### TASK INSTRUCTIONS
Locate each line with the string "country" in the listing below and copy it.

(Records that describe figures)
— Start —

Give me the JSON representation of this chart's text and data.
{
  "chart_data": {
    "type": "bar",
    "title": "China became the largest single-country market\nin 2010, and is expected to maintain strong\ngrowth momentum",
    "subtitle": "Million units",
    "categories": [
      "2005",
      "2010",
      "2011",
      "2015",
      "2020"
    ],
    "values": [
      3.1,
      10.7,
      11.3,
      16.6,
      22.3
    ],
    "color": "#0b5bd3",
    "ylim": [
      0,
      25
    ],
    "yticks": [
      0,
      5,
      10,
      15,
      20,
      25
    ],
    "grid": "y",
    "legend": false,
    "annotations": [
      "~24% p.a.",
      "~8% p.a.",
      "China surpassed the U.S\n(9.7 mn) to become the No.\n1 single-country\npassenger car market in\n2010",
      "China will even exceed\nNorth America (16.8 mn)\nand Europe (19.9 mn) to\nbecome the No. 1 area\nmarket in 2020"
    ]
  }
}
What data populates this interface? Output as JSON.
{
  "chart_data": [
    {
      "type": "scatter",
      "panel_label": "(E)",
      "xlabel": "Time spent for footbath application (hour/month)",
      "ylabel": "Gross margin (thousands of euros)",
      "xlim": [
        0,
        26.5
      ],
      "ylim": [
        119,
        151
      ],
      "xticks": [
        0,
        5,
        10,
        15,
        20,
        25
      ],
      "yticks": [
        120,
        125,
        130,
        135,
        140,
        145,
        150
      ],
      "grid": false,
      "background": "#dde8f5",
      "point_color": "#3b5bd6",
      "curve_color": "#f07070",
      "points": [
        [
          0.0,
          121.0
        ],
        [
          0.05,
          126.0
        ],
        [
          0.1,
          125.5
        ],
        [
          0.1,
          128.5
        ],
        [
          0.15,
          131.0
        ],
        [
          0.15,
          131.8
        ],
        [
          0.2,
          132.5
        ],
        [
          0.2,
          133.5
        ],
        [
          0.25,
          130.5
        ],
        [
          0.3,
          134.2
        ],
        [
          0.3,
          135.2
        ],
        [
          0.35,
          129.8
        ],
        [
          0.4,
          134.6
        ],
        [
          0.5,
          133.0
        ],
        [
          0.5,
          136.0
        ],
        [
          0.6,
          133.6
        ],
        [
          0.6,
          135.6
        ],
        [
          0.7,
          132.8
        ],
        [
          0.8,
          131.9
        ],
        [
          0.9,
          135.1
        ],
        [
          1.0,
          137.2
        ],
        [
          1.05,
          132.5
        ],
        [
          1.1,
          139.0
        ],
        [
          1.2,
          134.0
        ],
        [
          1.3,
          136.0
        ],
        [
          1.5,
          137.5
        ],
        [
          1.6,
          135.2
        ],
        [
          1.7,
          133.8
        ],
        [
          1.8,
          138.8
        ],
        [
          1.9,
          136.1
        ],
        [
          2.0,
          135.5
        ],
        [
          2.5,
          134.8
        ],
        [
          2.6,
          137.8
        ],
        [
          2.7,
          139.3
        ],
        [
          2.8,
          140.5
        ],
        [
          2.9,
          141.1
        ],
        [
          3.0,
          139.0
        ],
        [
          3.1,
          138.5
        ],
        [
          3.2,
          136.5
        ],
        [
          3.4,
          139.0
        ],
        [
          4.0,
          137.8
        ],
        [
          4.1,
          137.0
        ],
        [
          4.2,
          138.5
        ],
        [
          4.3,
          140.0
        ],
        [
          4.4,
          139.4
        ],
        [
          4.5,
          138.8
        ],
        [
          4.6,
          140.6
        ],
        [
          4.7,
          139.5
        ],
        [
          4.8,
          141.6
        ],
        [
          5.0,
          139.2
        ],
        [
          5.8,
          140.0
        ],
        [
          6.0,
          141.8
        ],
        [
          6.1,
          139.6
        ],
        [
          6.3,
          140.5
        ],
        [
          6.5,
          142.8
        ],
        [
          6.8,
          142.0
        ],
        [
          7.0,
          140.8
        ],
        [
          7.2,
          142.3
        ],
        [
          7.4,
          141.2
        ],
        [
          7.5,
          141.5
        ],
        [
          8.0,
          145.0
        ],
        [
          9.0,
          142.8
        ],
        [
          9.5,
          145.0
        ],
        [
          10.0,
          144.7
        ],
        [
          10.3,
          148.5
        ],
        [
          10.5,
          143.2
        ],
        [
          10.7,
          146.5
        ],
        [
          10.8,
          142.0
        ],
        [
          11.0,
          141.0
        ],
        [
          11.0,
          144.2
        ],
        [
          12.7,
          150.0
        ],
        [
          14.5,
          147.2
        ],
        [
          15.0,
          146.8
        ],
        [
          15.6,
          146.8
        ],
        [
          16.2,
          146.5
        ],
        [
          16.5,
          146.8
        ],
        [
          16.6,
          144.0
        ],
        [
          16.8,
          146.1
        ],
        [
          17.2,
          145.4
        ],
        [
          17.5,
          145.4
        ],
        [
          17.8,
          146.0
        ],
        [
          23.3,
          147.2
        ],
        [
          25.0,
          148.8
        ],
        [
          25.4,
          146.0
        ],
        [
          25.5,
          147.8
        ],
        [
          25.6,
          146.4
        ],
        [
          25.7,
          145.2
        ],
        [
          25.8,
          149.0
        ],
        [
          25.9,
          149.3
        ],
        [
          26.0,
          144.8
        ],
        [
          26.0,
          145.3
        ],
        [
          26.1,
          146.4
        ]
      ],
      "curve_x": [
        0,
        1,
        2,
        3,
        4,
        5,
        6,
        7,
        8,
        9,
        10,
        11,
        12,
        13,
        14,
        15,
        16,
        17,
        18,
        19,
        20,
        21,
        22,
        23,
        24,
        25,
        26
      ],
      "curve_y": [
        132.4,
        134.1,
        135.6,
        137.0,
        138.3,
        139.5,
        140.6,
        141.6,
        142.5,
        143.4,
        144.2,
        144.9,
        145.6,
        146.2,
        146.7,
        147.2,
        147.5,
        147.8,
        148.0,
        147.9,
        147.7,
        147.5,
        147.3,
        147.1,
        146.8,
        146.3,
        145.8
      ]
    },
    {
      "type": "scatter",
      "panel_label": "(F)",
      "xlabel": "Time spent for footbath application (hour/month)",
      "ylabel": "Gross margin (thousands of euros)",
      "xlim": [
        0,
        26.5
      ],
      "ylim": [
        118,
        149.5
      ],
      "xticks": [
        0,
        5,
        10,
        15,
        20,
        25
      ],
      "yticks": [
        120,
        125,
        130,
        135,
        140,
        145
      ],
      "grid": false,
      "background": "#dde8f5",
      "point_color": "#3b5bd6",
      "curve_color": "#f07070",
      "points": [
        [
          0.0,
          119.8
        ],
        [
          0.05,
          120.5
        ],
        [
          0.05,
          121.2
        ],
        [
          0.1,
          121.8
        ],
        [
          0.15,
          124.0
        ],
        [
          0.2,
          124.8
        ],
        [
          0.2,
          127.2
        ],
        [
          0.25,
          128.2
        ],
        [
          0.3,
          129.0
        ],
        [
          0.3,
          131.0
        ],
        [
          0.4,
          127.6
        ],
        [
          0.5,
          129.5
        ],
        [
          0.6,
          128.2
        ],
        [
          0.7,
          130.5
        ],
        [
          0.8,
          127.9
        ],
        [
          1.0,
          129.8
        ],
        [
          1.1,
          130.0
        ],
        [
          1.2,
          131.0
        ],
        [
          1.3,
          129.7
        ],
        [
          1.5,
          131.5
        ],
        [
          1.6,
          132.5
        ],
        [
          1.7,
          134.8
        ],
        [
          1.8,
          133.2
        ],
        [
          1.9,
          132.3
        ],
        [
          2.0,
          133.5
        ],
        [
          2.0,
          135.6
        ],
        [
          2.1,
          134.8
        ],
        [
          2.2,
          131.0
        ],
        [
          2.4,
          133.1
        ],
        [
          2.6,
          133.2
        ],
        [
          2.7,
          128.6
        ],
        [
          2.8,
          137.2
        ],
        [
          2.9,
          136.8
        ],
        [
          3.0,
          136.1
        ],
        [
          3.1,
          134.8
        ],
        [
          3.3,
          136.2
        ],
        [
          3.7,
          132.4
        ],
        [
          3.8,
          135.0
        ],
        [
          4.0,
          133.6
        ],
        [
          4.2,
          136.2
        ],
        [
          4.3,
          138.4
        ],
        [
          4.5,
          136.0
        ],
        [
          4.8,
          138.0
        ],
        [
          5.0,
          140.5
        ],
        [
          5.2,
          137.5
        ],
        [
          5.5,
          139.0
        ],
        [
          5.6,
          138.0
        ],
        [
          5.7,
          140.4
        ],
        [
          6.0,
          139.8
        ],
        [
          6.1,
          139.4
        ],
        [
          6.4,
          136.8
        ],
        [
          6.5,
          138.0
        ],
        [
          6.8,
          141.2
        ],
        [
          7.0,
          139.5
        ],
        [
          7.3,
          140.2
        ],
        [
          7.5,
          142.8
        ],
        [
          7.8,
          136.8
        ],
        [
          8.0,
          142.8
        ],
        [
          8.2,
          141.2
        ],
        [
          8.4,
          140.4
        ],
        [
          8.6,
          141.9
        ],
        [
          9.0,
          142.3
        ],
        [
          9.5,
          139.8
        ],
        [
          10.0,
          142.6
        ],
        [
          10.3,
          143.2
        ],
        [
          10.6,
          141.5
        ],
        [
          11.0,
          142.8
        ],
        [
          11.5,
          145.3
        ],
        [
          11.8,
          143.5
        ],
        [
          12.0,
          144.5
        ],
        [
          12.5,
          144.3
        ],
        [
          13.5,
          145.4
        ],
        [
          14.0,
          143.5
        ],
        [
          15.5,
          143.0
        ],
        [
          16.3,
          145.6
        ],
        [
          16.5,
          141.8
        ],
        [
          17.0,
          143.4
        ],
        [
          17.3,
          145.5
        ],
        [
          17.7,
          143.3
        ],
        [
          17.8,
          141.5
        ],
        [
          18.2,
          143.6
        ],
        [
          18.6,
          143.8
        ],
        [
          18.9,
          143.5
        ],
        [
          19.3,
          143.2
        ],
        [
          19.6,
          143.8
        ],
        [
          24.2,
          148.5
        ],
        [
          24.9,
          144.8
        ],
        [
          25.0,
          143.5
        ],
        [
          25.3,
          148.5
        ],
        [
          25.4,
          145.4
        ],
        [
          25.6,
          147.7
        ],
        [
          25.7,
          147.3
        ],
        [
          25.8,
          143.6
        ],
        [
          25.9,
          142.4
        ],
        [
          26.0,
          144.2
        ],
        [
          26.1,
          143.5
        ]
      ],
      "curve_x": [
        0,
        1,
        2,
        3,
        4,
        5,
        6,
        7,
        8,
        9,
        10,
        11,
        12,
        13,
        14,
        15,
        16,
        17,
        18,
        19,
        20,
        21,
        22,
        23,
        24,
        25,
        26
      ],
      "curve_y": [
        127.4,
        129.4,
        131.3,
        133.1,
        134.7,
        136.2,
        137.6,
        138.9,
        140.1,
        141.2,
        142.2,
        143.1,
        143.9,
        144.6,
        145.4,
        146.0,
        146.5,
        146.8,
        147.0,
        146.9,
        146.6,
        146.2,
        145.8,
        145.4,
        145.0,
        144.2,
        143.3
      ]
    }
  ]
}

— End —

### EXPECTED ANSWER
    "title": "China became the largest single-country market\nin 2010, and is expected to maintain strong\ngrowth momentum",
      "China surpassed the U.S\n(9.7 mn) to become the No.\n1 single-country\npassenger car market in\n2010",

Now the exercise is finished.